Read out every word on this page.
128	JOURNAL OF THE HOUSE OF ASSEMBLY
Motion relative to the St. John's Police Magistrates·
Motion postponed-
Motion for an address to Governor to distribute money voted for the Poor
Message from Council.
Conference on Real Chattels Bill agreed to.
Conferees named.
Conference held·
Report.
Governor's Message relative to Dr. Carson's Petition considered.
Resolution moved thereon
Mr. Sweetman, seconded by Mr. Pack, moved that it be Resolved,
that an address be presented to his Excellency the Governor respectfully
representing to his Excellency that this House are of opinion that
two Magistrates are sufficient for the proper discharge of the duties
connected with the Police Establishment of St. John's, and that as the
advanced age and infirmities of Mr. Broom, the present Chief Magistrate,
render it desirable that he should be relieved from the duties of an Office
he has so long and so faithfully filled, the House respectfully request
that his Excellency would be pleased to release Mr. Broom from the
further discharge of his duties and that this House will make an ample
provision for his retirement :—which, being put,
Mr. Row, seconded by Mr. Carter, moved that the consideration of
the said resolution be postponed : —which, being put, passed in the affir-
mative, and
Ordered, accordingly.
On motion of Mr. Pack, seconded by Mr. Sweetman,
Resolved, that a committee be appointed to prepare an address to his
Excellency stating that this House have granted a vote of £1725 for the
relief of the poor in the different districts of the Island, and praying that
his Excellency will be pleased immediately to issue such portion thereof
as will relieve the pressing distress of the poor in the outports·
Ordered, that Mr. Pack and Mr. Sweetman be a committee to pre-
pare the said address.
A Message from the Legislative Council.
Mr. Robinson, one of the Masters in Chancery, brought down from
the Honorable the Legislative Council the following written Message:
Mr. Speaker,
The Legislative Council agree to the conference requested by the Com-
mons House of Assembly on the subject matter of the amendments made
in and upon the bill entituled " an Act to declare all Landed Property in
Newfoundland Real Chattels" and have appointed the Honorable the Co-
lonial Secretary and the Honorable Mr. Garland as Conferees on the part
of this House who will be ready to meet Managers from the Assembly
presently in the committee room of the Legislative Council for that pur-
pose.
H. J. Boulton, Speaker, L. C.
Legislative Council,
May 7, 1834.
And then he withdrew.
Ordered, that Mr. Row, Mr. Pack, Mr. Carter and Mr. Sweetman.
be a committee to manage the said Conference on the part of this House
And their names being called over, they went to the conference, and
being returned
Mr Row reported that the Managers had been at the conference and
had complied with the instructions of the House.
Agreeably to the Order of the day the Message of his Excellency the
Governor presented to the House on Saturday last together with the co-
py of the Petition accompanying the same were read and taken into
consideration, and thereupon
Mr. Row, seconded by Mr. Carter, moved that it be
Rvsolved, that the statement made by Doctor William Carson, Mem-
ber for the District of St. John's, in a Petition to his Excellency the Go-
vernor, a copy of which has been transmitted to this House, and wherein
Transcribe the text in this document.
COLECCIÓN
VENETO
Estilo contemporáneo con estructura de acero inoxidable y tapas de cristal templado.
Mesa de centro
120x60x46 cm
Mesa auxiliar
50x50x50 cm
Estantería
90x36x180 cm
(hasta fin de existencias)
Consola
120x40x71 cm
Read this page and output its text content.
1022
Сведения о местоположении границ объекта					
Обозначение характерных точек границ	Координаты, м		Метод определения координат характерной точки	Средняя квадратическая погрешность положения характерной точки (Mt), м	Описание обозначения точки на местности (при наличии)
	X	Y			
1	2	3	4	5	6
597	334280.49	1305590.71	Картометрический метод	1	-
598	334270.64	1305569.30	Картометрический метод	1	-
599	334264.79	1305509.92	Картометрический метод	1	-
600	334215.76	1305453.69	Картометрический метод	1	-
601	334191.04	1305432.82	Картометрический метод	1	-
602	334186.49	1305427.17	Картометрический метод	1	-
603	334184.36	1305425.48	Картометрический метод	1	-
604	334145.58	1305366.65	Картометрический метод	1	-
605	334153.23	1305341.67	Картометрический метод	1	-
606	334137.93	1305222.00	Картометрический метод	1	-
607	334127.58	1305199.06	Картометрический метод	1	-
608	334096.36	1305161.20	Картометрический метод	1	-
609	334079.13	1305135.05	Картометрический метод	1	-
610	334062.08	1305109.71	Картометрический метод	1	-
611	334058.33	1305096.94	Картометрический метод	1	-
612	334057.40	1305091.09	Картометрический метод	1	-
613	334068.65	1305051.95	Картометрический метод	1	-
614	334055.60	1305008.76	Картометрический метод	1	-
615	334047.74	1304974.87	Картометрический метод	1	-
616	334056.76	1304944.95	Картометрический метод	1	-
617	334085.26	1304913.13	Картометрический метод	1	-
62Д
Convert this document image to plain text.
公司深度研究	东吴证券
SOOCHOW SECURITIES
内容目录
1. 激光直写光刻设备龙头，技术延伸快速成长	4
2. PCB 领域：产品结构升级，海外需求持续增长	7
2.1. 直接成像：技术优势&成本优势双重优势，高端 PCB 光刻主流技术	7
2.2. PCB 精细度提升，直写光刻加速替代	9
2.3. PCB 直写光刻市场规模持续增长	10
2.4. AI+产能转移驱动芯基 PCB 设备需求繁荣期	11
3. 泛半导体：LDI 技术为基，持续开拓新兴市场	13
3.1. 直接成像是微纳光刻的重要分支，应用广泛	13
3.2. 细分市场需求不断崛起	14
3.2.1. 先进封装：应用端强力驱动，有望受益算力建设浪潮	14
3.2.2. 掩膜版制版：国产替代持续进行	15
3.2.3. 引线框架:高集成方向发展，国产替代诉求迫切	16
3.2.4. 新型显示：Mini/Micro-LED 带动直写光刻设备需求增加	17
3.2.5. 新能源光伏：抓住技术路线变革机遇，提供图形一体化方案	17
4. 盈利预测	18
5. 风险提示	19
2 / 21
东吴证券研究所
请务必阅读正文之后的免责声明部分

» **STATED TASK**
From the records above, please extract every line and repeat it exactly.

» **EXERCISE RESULT**
Read out every word on this page.
128	JOURNAL OF THE HOUSE OF ASSEMBLY
Motion relative to the St. John's Police Magistrates·
Motion postponed-
Motion for an address to Governor to distribute money voted for the Poor
Message from Council.
Conference on Real Chattels Bill agreed to.
Conferees named.
Conference held·
Report.
Governor's Message relative to Dr. Carson's Petition considered.
Resolution moved thereon
Mr. Sweetman, seconded by Mr. Pack, moved that it be Resolved,
that an address be presented to his Excellency the Governor respectfully
representing to his Excellency that this House are of opinion that
two Magistrates are sufficient for the proper discharge of the duties
connected with the Police Establishment of St. John's, and that as the
advanced age and infirmities of Mr. Broom, the present Chief Magistrate,
render it desirable that he should be relieved from the duties of an Office
he has so long and so faithfully filled, the House respectfully request
that his Excellency would be pleased to release Mr. Broom from the
further discharge of his duties and that this House will make an ample
provision for his retirement :—which, being put,
Mr. Row, seconded by Mr. Carter, moved that the consideration of
the said resolution be postponed : —which, being put, passed in the affir-
mative, and
Ordered, accordingly.
On motion of Mr. Pack, seconded by Mr. Sweetman,
Resolved, that a committee be appointed to prepare an address to his
Excellency stating that this House have granted a vote of £1725 for the
relief of the poor in the different districts of the Island, and praying that
his Excellency will be pleased immediately to issue such portion thereof
as will relieve the pressing distress of the poor in the outports·
Ordered, that Mr. Pack and Mr. Sweetman be a committee to pre-
pare the said address.
A Message from the Legislative Council.
Mr. Robinson, one of the Masters in Chancery, brought down from
the Honorable the Legislative Council the following written Message:
Mr. Speaker,
The Legislative Council agree to the conference requested by the Com-
mons House of Assembly on the subject matter of the amendments made
in and upon the bill entituled " an Act to declare all Landed Property in
Newfoundland Real Chattels" and have appointed the Honorable the Co-
lonial Secretary and the Honorable Mr. Garland as Conferees on the part
of this House who will be ready to meet Managers from the Assembly
presently in the committee room of the Legislative Council for that pur-
pose.
H. J. Boulton, Speaker, L. C.
Legislative Council,
May 7, 1834.
And then he withdrew.
Ordered, that Mr. Row, Mr. Pack, Mr. Carter and Mr. Sweetman.
be a committee to manage the said Conference on the part of this House
And their names being called over, they went to the conference, and
being returned
Mr Row reported that the Managers had been at the conference and
had complied with the instructions of the House.
Agreeably to the Order of the day the Message of his Excellency the
Governor presented to the House on Saturday last together with the co-
py of the Petition accompanying the same were read and taken into
consideration, and thereupon
Mr. Row, seconded by Mr. Carter, moved that it be
Rvsolved, that the statement made by Doctor William Carson, Mem-
ber for the District of St. John's, in a Petition to his Excellency the Go-
vernor, a copy of which has been transmitted to this House, and wherein
Transcribe the text in this document.
COLECCIÓN
VENETO
Estilo contemporáneo con estructura de acero inoxidable y tapas de cristal templado.
Mesa de centro
120x60x46 cm
Mesa auxiliar
50x50x50 cm
Estantería
90x36x180 cm
(hasta fin de existencias)
Consola
120x40x71 cm
Read this page and output its text content.
1022
Сведения о местоположении границ объекта					
Обозначение характерных точек границ	Координаты, м		Метод определения координат характерной точки	Средняя квадратическая погрешность положения характерной точки (Mt), м	Описание обозначения точки на местности (при наличии)
	X	Y			
1	2	3	4	5	6
597	334280.49	1305590.71	Картометрический метод	1	-
598	334270.64	1305569.30	Картометрический метод	1	-
599	334264.79	1305509.92	Картометрический метод	1	-
600	334215.76	1305453.69	Картометрический метод	1	-
601	334191.04	1305432.82	Картометрический метод	1	-
602	334186.49	1305427.17	Картометрический метод	1	-
603	334184.36	1305425.48	Картометрический метод	1	-
604	334145.58	1305366.65	Картометрический метод	1	-
605	334153.23	1305341.67	Картометрический метод	1	-
606	334137.93	1305222.00	Картометрический метод	1	-
607	334127.58	1305199.06	Картометрический метод	1	-
608	334096.36	1305161.20	Картометрический метод	1	-
609	334079.13	1305135.05	Картометрический метод	1	-
610	334062.08	1305109.71	Картометрический метод	1	-
611	334058.33	1305096.94	Картометрический метод	1	-
612	334057.40	1305091.09	Картометрический метод	1	-
613	334068.65	1305051.95	Картометрический метод	1	-
614	334055.60	1305008.76	Картометрический метод	1	-
615	334047.74	1304974.87	Картометрический метод	1	-
616	334056.76	1304944.95	Картометрический метод	1	-
617	334085.26	1304913.13	Картометрический метод	1	-
62Д
Convert this document image to plain text.
公司深度研究	东吴证券
SOOCHOW SECURITIES
内容目录
1. 激光直写光刻设备龙头，技术延伸快速成长	4
2. PCB 领域：产品结构升级，海外需求持续增长	7
2.1. 直接成像：技术优势&成本优势双重优势，高端 PCB 光刻主流技术	7
2.2. PCB 精细度提升，直写光刻加速替代	9
2.3. PCB 直写光刻市场规模持续增长	10
2.4. AI+产能转移驱动芯基 PCB 设备需求繁荣期	11
3. 泛半导体：LDI 技术为基，持续开拓新兴市场	13
3.1. 直接成像是微纳光刻的重要分支，应用广泛	13
3.2. 细分市场需求不断崛起	14
3.2.1. 先进封装：应用端强力驱动，有望受益算力建设浪潮	14
3.2.2. 掩膜版制版：国产替代持续进行	15
3.2.3. 引线框架:高集成方向发展，国产替代诉求迫切	16
3.2.4. 新型显示：Mini/Micro-LED 带动直写光刻设备需求增加	17
3.2.5. 新能源光伏：抓住技术路线变革机遇，提供图形一体化方案	17
4. 盈利预测	18
5. 风险提示	19
2 / 21
东吴证券研究所
请务必阅读正文之后的免责声明部分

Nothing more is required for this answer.